## Exercise description
Copy out each line of the listing that has the word "arrow" in it.

Figure contents as structured data:
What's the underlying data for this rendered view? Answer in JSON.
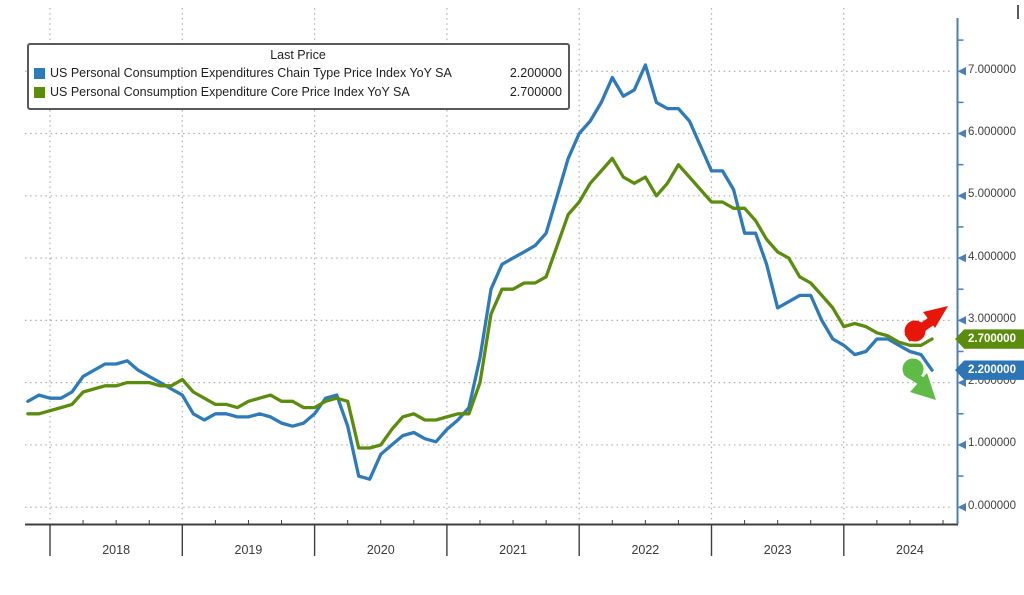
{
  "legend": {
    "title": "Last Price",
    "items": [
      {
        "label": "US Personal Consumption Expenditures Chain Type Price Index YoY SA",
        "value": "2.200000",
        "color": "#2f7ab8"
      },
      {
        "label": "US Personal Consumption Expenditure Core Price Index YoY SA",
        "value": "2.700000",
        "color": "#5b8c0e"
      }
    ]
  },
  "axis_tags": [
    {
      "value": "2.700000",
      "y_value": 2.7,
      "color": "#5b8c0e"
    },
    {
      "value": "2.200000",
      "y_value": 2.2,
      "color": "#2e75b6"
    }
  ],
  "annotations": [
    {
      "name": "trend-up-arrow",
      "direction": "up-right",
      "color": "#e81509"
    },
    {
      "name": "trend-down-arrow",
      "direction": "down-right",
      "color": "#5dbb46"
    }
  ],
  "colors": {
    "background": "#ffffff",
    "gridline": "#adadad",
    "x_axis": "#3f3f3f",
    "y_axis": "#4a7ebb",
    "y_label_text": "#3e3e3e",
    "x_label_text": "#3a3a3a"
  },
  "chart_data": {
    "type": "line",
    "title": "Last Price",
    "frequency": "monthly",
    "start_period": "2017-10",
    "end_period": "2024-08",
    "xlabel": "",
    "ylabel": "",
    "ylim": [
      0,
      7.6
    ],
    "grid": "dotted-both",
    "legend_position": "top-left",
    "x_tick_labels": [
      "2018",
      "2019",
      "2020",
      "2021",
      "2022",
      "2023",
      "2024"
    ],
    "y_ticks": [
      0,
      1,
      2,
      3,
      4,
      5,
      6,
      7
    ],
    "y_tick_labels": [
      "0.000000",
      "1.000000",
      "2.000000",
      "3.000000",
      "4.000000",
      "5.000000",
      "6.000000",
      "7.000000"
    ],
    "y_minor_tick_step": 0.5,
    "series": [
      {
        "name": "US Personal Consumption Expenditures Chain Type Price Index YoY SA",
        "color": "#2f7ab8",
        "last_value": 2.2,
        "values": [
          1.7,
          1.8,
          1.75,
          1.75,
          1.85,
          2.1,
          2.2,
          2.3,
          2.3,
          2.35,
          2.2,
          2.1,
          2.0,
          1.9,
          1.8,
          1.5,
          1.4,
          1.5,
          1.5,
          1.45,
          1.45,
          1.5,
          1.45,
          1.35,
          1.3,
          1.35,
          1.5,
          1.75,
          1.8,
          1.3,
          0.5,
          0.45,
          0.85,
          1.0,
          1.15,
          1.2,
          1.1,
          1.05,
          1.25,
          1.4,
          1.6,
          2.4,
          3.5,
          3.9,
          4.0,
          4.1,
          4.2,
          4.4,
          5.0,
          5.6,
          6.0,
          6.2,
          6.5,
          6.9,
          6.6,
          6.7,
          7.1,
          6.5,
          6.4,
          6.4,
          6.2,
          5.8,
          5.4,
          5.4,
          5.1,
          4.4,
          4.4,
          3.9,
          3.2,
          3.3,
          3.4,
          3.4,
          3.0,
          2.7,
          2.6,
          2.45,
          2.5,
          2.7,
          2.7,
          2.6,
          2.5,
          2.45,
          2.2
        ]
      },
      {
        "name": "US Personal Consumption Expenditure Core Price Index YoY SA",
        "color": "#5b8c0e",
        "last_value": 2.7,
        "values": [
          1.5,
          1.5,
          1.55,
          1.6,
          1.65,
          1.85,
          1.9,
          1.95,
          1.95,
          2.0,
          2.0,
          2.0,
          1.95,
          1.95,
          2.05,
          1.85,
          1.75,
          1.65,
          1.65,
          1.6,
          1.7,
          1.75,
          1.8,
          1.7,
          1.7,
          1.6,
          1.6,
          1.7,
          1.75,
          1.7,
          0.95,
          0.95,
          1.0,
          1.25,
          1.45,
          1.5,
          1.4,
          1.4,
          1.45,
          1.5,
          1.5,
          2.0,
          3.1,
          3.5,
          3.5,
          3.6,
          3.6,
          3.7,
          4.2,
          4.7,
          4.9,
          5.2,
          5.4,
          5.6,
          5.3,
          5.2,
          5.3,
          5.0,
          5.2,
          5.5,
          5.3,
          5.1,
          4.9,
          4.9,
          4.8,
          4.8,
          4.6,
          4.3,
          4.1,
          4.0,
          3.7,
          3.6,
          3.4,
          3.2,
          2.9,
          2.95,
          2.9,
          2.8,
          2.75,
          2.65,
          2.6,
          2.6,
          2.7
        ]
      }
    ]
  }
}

## Task result
      "name": "trend-up-arrow",
      "name": "trend-down-arrow",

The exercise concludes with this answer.